+++ Records for this exercise +++

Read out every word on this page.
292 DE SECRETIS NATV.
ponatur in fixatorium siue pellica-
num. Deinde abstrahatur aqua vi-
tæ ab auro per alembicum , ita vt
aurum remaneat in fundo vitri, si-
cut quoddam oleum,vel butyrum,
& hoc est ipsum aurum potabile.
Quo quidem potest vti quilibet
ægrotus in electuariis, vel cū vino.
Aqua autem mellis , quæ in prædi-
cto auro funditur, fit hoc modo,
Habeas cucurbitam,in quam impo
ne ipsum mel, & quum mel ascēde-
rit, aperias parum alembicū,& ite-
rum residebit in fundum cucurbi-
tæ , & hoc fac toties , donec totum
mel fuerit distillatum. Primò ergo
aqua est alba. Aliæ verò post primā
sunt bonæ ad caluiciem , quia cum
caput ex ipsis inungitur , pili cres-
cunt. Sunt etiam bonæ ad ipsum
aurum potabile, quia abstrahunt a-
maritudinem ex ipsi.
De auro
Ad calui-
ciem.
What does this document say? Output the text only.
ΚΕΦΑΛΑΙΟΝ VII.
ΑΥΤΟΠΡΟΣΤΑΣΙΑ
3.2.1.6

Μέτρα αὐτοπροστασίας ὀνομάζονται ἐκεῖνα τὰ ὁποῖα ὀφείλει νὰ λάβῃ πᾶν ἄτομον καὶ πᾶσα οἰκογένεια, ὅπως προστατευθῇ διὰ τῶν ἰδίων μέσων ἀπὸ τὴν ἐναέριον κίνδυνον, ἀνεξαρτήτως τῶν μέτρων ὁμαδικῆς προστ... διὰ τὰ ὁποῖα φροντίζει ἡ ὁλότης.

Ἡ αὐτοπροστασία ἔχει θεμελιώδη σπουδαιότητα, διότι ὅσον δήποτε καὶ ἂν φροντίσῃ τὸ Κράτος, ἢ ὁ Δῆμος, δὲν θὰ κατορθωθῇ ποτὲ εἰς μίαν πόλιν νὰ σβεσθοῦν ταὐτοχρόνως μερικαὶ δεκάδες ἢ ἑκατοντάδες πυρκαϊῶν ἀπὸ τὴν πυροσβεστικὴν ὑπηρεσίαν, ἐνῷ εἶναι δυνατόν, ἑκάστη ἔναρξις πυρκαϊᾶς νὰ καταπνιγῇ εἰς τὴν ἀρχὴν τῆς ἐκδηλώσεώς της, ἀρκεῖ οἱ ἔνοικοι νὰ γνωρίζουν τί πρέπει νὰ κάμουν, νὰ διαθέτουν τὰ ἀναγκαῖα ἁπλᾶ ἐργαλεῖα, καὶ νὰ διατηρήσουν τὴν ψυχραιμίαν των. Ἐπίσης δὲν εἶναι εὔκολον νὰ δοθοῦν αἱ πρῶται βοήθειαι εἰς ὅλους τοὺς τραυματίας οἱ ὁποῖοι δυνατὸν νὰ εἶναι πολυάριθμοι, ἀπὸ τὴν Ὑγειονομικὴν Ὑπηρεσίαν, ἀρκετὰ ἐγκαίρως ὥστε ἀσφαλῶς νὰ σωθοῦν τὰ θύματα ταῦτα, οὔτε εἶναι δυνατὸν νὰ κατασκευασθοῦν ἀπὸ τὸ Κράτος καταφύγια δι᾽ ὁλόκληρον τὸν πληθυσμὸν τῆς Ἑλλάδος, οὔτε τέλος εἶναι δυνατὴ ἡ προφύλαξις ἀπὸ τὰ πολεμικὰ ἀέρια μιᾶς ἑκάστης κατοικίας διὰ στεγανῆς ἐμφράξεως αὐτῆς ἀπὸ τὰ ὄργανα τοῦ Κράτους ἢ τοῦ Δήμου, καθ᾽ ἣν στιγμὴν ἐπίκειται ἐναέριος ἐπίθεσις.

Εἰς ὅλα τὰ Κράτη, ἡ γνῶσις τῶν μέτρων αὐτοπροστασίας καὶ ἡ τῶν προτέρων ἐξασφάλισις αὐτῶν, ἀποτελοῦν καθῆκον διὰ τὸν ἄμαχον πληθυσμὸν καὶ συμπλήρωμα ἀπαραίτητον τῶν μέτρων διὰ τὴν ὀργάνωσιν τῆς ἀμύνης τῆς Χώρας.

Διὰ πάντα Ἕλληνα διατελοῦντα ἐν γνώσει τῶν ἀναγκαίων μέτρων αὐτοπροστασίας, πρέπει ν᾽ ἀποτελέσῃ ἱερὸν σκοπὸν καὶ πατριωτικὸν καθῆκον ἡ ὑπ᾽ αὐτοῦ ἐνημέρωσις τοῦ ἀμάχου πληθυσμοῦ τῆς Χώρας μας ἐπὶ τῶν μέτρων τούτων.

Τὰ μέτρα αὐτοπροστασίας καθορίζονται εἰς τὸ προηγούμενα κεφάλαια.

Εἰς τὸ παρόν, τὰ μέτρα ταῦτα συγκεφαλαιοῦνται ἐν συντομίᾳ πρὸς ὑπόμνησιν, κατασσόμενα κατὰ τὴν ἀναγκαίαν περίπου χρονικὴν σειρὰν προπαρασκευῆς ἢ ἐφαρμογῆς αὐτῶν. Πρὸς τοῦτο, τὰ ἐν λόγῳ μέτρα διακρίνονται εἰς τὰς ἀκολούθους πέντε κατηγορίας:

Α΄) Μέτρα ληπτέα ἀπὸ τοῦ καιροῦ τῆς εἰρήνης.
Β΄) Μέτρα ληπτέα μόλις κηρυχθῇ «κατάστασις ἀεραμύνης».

+++

▶ _Directive_
Copy every line above that includes the string "αὐτῶν".

▶ _Reply_
Εἰς ὅλα τὰ Κράτη, ἡ γνῶσις τῶν μέτρων αὐτοπροστασίας καὶ ἡ τῶν προτέρων ἐξασφάλισις αὐτῶν, ἀποτελοῦν καθῆκον διὰ τὸν ἄμαχον πληθυσμὸν καὶ συμπλήρωμα ἀπαραίτητον τῶν μέτρων διὰ τὴν ὀργάνωσιν τῆς ἀμύνης τῆς Χώρας.
Εἰς τὸ παρόν, τὰ μέτρα ταῦτα συγκεφαλαιοῦνται ἐν συντομίᾳ πρὸς ὑπόμνησιν, κατασσόμενα κατὰ τὴν ἀναγκαίαν περίπου χρονικὴν σειρὰν προπαρασκευῆς ἢ ἐφαρμογῆς αὐτῶν. Πρὸς τοῦτο, τὰ ἐν λόγῳ μέτρα διακρίνονται εἰς τὰς ἀκολούθους πέντε κατηγορίας:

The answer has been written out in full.